» Task directions: What follows is a listing to be transcribed exactly.

» Data for this exercise:
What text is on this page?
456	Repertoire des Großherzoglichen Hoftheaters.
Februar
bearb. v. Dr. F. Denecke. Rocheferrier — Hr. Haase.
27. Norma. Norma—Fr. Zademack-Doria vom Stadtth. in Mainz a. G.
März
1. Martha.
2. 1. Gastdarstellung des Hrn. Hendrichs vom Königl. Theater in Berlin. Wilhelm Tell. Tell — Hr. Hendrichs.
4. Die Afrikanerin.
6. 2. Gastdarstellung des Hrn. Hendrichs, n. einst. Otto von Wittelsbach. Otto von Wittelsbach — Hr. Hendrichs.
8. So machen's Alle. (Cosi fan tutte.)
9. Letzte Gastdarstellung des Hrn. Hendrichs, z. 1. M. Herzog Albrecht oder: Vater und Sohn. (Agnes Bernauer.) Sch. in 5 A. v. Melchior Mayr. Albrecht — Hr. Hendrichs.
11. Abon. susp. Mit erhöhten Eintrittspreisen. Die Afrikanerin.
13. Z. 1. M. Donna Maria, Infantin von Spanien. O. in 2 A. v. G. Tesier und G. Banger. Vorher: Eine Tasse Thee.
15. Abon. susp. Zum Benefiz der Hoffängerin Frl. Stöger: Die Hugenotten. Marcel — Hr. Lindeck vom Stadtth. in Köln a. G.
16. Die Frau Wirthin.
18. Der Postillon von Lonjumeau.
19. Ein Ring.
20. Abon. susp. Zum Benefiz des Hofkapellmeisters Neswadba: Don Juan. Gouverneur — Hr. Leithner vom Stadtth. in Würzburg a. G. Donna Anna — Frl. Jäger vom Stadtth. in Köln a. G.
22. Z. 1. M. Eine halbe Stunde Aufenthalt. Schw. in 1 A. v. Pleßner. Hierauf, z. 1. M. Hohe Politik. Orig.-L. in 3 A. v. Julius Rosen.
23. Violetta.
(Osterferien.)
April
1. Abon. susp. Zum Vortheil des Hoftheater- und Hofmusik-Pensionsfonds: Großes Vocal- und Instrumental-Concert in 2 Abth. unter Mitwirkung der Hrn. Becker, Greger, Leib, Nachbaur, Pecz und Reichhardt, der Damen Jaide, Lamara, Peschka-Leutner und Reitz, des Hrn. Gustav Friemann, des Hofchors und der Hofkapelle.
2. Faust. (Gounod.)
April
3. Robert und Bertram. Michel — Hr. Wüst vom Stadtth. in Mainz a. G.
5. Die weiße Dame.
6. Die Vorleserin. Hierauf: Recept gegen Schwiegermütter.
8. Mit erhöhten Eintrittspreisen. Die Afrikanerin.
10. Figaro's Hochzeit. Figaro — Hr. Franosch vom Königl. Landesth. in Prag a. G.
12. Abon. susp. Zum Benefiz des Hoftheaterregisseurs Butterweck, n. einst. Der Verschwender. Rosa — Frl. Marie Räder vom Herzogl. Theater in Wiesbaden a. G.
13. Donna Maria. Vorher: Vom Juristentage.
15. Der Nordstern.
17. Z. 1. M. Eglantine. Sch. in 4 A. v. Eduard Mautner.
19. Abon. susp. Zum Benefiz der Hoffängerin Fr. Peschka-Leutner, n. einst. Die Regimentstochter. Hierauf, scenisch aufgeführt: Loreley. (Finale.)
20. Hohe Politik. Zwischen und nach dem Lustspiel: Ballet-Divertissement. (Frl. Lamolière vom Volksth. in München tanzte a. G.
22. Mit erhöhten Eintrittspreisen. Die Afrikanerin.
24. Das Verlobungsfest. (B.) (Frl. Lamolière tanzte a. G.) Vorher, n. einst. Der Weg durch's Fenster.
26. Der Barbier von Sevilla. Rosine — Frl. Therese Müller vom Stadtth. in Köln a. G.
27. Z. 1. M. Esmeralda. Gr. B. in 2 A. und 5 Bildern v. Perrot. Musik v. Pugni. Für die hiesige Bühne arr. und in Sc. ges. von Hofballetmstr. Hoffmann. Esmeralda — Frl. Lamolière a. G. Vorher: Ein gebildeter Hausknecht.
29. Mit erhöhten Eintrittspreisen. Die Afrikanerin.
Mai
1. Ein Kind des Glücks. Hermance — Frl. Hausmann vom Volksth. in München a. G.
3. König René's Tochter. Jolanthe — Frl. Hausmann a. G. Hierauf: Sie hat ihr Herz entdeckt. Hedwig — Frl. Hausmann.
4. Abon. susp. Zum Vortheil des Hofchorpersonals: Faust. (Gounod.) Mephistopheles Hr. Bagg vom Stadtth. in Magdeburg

» Exercise result:
What text is on this page?
456	Repertoire des Großherzoglichen Hoftheaters.
Februar
bearb. v. Dr. F. Denecke. Rocheferrier — Hr. Haase.
27. Norma. Norma—Fr. Zademack-Doria vom Stadtth. in Mainz a. G.
März
1. Martha.
2. 1. Gastdarstellung des Hrn. Hendrichs vom Königl. Theater in Berlin. Wilhelm Tell. Tell — Hr. Hendrichs.
4. Die Afrikanerin.
6. 2. Gastdarstellung des Hrn. Hendrichs, n. einst. Otto von Wittelsbach. Otto von Wittelsbach — Hr. Hendrichs.
8. So machen's Alle. (Cosi fan tutte.)
9. Letzte Gastdarstellung des Hrn. Hendrichs, z. 1. M. Herzog Albrecht oder: Vater und Sohn. (Agnes Bernauer.) Sch. in 5 A. v. Melchior Mayr. Albrecht — Hr. Hendrichs.
11. Abon. susp. Mit erhöhten Eintrittspreisen. Die Afrikanerin.
13. Z. 1. M. Donna Maria, Infantin von Spanien. O. in 2 A. v. G. Tesier und G. Banger. Vorher: Eine Tasse Thee.
15. Abon. susp. Zum Benefiz der Hoffängerin Frl. Stöger: Die Hugenotten. Marcel — Hr. Lindeck vom Stadtth. in Köln a. G.
16. Die Frau Wirthin.
18. Der Postillon von Lonjumeau.
19. Ein Ring.
20. Abon. susp. Zum Benefiz des Hofkapellmeisters Neswadba: Don Juan. Gouverneur — Hr. Leithner vom Stadtth. in Würzburg a. G. Donna Anna — Frl. Jäger vom Stadtth. in Köln a. G.
22. Z. 1. M. Eine halbe Stunde Aufenthalt. Schw. in 1 A. v. Pleßner. Hierauf, z. 1. M. Hohe Politik. Orig.-L. in 3 A. v. Julius Rosen.
23. Violetta.
(Osterferien.)
April
1. Abon. susp. Zum Vortheil des Hoftheater- und Hofmusik-Pensionsfonds: Großes Vocal- und Instrumental-Concert in 2 Abth. unter Mitwirkung der Hrn. Becker, Greger, Leib, Nachbaur, Pecz und Reichhardt, der Damen Jaide, Lamara, Peschka-Leutner und Reitz, des Hrn. Gustav Friemann, des Hofchors und der Hofkapelle.
2. Faust. (Gounod.)
April
3. Robert und Bertram. Michel — Hr. Wüst vom Stadtth. in Mainz a. G.
5. Die weiße Dame.
6. Die Vorleserin. Hierauf: Recept gegen Schwiegermütter.
8. Mit erhöhten Eintrittspreisen. Die Afrikanerin.
10. Figaro's Hochzeit. Figaro — Hr. Franosch vom Königl. Landesth. in Prag a. G.
12. Abon. susp. Zum Benefiz des Hoftheaterregisseurs Butterweck, n. einst. Der Verschwender. Rosa — Frl. Marie Räder vom Herzogl. Theater in Wiesbaden a. G.
13. Donna Maria. Vorher: Vom Juristentage.
15. Der Nordstern.
17. Z. 1. M. Eglantine. Sch. in 4 A. v. Eduard Mautner.
19. Abon. susp. Zum Benefiz der Hoffängerin Fr. Peschka-Leutner, n. einst. Die Regimentstochter. Hierauf, scenisch aufgeführt: Loreley. (Finale.)
20. Hohe Politik. Zwischen und nach dem Lustspiel: Ballet-Divertissement. (Frl. Lamolière vom Volksth. in München tanzte a. G.
22. Mit erhöhten Eintrittspreisen. Die Afrikanerin.
24. Das Verlobungsfest. (B.) (Frl. Lamolière tanzte a. G.) Vorher, n. einst. Der Weg durch's Fenster.
26. Der Barbier von Sevilla. Rosine — Frl. Therese Müller vom Stadtth. in Köln a. G.
27. Z. 1. M. Esmeralda. Gr. B. in 2 A. und 5 Bildern v. Perrot. Musik v. Pugni. Für die hiesige Bühne arr. und in Sc. ges. von Hofballetmstr. Hoffmann. Esmeralda — Frl. Lamolière a. G. Vorher: Ein gebildeter Hausknecht.
29. Mit erhöhten Eintrittspreisen. Die Afrikanerin.
Mai
1. Ein Kind des Glücks. Hermance — Frl. Hausmann vom Volksth. in München a. G.
3. König René's Tochter. Jolanthe — Frl. Hausmann a. G. Hierauf: Sie hat ihr Herz entdeckt. Hedwig — Frl. Hausmann.
4. Abon. susp. Zum Vortheil des Hofchorpersonals: Faust. (Gounod.) Mephistopheles Hr. Bagg vom Stadtth. in Magdeburg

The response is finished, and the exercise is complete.